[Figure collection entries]
= = =

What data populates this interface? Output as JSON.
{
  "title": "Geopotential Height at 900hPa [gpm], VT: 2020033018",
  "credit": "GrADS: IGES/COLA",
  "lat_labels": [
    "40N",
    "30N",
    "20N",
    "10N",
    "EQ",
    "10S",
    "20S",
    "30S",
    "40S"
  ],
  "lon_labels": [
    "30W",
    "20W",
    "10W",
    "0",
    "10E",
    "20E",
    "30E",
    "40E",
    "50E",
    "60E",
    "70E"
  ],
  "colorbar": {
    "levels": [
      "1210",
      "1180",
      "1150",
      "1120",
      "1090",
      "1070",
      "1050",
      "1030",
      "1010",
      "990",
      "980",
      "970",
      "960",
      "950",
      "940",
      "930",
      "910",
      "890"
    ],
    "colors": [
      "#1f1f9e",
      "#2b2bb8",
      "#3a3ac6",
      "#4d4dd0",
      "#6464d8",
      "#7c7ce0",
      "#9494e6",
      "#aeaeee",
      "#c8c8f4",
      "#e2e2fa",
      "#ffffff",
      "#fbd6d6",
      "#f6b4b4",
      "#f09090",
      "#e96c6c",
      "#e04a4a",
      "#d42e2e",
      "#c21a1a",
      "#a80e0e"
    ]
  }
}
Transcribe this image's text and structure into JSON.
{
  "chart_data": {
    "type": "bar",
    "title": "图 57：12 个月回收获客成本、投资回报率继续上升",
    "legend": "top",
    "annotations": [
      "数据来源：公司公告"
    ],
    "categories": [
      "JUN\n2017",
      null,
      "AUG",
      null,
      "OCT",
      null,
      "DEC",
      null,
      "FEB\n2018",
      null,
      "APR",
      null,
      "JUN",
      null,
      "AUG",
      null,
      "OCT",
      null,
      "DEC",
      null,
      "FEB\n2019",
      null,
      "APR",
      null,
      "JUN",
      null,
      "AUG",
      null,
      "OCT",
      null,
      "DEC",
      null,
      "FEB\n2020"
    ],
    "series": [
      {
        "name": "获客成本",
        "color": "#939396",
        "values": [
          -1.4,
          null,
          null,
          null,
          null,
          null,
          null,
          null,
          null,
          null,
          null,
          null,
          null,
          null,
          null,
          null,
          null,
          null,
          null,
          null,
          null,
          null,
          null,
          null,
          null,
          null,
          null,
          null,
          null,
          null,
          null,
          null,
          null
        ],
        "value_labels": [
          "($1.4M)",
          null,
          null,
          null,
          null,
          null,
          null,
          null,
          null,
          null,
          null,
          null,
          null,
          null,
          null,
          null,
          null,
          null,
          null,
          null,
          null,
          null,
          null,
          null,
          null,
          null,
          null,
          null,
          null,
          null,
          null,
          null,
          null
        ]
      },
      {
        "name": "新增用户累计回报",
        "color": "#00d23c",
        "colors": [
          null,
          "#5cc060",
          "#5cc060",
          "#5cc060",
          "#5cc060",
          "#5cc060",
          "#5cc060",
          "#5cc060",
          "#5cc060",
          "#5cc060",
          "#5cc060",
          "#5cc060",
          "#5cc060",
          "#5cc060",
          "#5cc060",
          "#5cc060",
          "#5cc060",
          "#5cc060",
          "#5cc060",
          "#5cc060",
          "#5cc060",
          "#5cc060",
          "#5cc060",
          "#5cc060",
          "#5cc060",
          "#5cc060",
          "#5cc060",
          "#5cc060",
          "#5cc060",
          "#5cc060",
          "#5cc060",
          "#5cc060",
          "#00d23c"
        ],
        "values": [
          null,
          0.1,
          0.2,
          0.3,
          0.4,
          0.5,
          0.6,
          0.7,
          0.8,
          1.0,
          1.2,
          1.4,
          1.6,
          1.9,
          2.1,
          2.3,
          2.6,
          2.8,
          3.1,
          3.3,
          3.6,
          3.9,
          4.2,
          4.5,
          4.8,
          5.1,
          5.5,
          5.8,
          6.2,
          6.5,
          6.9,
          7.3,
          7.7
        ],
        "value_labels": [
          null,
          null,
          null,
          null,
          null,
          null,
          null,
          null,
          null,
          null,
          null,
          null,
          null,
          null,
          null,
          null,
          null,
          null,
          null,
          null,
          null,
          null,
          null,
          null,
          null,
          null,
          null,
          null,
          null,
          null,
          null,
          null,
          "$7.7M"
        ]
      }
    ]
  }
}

= = =

## The problem
Retype all the material above precisely, with no line left out.

## The reply
What data populates this interface? Output as JSON.
{
  "title": "Geopotential Height at 900hPa [gpm], VT: 2020033018",
  "credit": "GrADS: IGES/COLA",
  "lat_labels": [
    "40N",
    "30N",
    "20N",
    "10N",
    "EQ",
    "10S",
    "20S",
    "30S",
    "40S"
  ],
  "lon_labels": [
    "30W",
    "20W",
    "10W",
    "0",
    "10E",
    "20E",
    "30E",
    "40E",
    "50E",
    "60E",
    "70E"
  ],
  "colorbar": {
    "levels": [
      "1210",
      "1180",
      "1150",
      "1120",
      "1090",
      "1070",
      "1050",
      "1030",
      "1010",
      "990",
      "980",
      "970",
      "960",
      "950",
      "940",
      "930",
      "910",
      "890"
    ],
    "colors": [
      "#1f1f9e",
      "#2b2bb8",
      "#3a3ac6",
      "#4d4dd0",
      "#6464d8",
      "#7c7ce0",
      "#9494e6",
      "#aeaeee",
      "#c8c8f4",
      "#e2e2fa",
      "#ffffff",
      "#fbd6d6",
      "#f6b4b4",
      "#f09090",
      "#e96c6c",
      "#e04a4a",
      "#d42e2e",
      "#c21a1a",
      "#a80e0e"
    ]
  }
}
Transcribe this image's text and structure into JSON.
{
  "chart_data": {
    "type": "bar",
    "title": "图 57：12 个月回收获客成本、投资回报率继续上升",
    "legend": "top",
    "annotations": [
      "数据来源：公司公告"
    ],
    "categories": [
      "JUN\n2017",
      null,
      "AUG",
      null,
      "OCT",
      null,
      "DEC",
      null,
      "FEB\n2018",
      null,
      "APR",
      null,
      "JUN",
      null,
      "AUG",
      null,
      "OCT",
      null,
      "DEC",
      null,
      "FEB\n2019",
      null,
      "APR",
      null,
      "JUN",
      null,
      "AUG",
      null,
      "OCT",
      null,
      "DEC",
      null,
      "FEB\n2020"
    ],
    "series": [
      {
        "name": "获客成本",
        "color": "#939396",
        "values": [
          -1.4,
          null,
          null,
          null,
          null,
          null,
          null,
          null,
          null,
          null,
          null,
          null,
          null,
          null,
          null,
          null,
          null,
          null,
          null,
          null,
          null,
          null,
          null,
          null,
          null,
          null,
          null,
          null,
          null,
          null,
          null,
          null,
          null
        ],
        "value_labels": [
          "($1.4M)",
          null,
          null,
          null,
          null,
          null,
          null,
          null,
          null,
          null,
          null,
          null,
          null,
          null,
          null,
          null,
          null,
          null,
          null,
          null,
          null,
          null,
          null,
          null,
          null,
          null,
          null,
          null,
          null,
          null,
          null,
          null,
          null
        ]
      },
      {
        "name": "新增用户累计回报",
        "color": "#00d23c",
        "colors": [
          null,
          "#5cc060",
          "#5cc060",
          "#5cc060",
          "#5cc060",
          "#5cc060",
          "#5cc060",
          "#5cc060",
          "#5cc060",
          "#5cc060",
          "#5cc060",
          "#5cc060",
          "#5cc060",
          "#5cc060",
          "#5cc060",
          "#5cc060",
          "#5cc060",
          "#5cc060",
          "#5cc060",
          "#5cc060",
          "#5cc060",
          "#5cc060",
          "#5cc060",
          "#5cc060",
          "#5cc060",
          "#5cc060",
          "#5cc060",
          "#5cc060",
          "#5cc060",
          "#5cc060",
          "#5cc060",
          "#5cc060",
          "#00d23c"
        ],
        "values": [
          null,
          0.1,
          0.2,
          0.3,
          0.4,
          0.5,
          0.6,
          0.7,
          0.8,
          1.0,
          1.2,
          1.4,
          1.6,
          1.9,
          2.1,
          2.3,
          2.6,
          2.8,
          3.1,
          3.3,
          3.6,
          3.9,
          4.2,
          4.5,
          4.8,
          5.1,
          5.5,
          5.8,
          6.2,
          6.5,
          6.9,
          7.3,
          7.7
        ],
        "value_labels": [
          null,
          null,
          null,
          null,
          null,
          null,
          null,
          null,
          null,
          null,
          null,
          null,
          null,
          null,
          null,
          null,
          null,
          null,
          null,
          null,
          null,
          null,
          null,
          null,
          null,
          null,
          null,
          null,
          null,
          null,
          null,
          null,
          "$7.7M"
        ]
      }
    ]
  }
}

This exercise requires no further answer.